**Excerpted text:**
* Begin *
Write fast and maintainable code with Halide - Part 2

Introduction
Halide concepts - the general structure
- Schedules
- Putting it all together
Shout out to the development team
References

Introduction

Halide is an open-source programming language designed to make it easier to write high-performance image processing or array processing code on modern machines.

In the last article of this series

Write fast and maintainable code with Halide - Part 1

Often achieving high performance comes with a trade-off of reduced portability and simplicitly. Halide language has been a successfull attempt at addressing both of these at the same time.

I explained:

What is Halide?
What is the need for Halide?
How Halide addresses the need.

In this article I’ll dig deeper and share some general concepts in Halide - key data types and different schedule primitives. For different schedule primitives - example of generated code and demo of code execution is included.

This article is pretty much a fork of the documentation and tutorials shared by the Halide development team. I have tried to summarize some of the primary concepts for the readers and my own future reference.
* End *
**Data lines:**
* Begin *
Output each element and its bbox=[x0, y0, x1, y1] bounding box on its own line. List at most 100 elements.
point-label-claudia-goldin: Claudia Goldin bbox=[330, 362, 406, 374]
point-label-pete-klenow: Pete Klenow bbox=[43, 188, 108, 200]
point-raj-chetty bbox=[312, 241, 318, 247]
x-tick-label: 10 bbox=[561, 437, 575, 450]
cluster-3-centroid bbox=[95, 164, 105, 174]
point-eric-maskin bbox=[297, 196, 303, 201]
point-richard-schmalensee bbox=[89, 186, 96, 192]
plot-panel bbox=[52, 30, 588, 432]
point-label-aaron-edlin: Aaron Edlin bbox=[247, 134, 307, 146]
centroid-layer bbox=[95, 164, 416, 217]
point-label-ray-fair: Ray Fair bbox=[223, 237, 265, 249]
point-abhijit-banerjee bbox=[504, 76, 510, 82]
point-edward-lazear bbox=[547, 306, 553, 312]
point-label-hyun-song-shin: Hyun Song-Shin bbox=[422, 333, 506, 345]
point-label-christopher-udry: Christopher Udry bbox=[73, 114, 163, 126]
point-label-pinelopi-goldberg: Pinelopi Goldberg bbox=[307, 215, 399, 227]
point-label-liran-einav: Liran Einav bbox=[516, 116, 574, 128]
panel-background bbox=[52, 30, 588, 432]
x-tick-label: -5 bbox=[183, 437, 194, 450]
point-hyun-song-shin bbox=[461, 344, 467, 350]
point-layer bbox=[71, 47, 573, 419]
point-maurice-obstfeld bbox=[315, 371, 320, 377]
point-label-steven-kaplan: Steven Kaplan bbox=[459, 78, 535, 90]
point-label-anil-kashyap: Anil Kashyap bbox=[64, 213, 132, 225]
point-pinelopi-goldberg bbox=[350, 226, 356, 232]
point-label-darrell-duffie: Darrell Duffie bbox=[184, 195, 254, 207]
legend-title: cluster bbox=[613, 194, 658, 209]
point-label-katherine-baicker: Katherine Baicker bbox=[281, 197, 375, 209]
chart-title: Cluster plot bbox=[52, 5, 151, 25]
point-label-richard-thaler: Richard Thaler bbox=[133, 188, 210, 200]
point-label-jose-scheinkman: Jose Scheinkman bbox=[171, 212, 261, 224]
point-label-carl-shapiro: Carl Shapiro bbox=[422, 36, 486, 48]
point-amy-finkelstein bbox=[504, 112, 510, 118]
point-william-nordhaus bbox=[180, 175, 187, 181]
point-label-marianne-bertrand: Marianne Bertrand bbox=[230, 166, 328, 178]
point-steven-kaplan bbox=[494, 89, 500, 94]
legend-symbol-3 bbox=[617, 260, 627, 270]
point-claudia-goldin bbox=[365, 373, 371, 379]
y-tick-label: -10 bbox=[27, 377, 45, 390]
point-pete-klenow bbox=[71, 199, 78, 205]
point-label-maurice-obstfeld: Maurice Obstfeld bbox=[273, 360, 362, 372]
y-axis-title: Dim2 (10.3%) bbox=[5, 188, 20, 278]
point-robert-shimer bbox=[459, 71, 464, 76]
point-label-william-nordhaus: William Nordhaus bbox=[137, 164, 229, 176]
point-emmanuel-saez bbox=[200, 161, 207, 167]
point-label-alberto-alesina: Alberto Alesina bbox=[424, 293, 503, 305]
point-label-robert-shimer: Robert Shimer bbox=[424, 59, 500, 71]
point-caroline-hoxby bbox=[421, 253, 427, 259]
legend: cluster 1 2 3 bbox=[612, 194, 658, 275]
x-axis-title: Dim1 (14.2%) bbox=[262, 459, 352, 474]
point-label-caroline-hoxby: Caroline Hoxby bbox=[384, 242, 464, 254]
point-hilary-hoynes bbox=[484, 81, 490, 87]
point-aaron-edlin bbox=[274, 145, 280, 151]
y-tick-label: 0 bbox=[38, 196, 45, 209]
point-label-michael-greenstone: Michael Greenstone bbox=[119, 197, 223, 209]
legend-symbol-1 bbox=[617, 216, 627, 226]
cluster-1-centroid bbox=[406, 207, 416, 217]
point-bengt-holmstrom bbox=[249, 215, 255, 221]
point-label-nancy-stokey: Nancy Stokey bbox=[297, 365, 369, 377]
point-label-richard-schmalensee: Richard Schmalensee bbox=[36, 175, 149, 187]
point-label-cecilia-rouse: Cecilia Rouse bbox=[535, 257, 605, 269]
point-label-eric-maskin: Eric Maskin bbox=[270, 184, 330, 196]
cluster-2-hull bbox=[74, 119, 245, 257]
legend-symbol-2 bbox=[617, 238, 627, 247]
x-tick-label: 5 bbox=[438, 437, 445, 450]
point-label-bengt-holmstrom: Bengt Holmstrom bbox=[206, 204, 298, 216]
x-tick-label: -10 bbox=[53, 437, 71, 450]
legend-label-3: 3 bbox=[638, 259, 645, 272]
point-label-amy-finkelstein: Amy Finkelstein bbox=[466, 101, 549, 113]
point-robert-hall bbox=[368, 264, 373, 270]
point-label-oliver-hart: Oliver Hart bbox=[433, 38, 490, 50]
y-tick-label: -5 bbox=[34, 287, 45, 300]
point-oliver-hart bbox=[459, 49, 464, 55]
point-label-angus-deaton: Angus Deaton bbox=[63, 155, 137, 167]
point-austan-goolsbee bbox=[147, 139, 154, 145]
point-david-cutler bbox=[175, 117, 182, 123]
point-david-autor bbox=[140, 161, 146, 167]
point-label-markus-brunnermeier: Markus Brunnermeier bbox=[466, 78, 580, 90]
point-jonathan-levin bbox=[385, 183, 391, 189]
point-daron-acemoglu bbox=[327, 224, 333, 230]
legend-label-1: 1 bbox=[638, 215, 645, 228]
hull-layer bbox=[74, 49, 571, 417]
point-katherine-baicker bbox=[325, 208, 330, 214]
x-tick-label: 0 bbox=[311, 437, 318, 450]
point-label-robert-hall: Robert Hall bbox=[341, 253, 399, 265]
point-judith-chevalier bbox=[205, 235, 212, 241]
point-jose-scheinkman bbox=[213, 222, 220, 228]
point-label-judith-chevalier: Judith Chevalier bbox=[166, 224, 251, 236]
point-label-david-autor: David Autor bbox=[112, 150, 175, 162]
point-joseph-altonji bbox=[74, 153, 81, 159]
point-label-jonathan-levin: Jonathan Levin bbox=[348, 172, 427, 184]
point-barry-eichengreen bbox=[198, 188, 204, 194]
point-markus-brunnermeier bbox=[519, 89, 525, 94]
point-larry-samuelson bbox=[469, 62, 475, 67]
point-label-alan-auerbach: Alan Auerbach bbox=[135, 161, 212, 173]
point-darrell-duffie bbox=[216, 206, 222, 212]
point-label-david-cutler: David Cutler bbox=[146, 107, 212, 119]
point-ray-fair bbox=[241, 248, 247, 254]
* End *
**To-do list:**
1. Copy the Halide article word for word from "Often achieving high" to "need for Halide?".
2. According to the Halide article, what kind of code is Halide designed to make easier to write?
3. Write the next part of the Halide article, starting after its final sentence.

**Exercise results:**
1.
Often achieving high performance comes with a trade-off of reduced portability and simplicitly. Halide language has been a successfull attempt at addressing both of these at the same time.

I explained:

What is Halide?
What is the need for Halide?

2. High-performance image processing or array processing code on modern machines.

3.
Important Disclaimer: Any opinion called out in this article are my own and don’t reflect opinion or stance of the organizations I work with.

Halide concepts - the general structure

I’ll be covering this topic just at the surface, for learning more please checkout the tutorials at halide-lang.org/tutorials.

A Halide code typically have some input(s), one or more output(s), some expressions that expresses the conversion of input(s) to output(s) and one or more schedules defining how the algorithm should run. We can define multiple schedules each targeting a different subset of hardware. Also, Halide code typically have three key components:

Func: A Func object represents a pipeline stage. It’s a pure function that defines what value each pixel should have. You can think of it as a computed image.
Var: Var objects are names to use as variables in the definition of a Func. They have no meaning by themselves. We generally use x and y as variables that define the x axes and y axes of images.
Expr: Expr allows us to define complex expressions using Vars.

I’ll use the gradient example shared in the tutorials as example here:

int main(int argc, char **argv) {
  Halide::Func gradient;        // Func defined.
  Halide::Var x, y;             // Vars defined.
  Halide::Expr e = x + y;       // An expression for gradient defined, this is
                                // not really needed in this example, but serves the purpose.
  gradient(x, y) = e;
  // This is the same as writing:
  //   gradient(x, y) = x + y;

  // Run it.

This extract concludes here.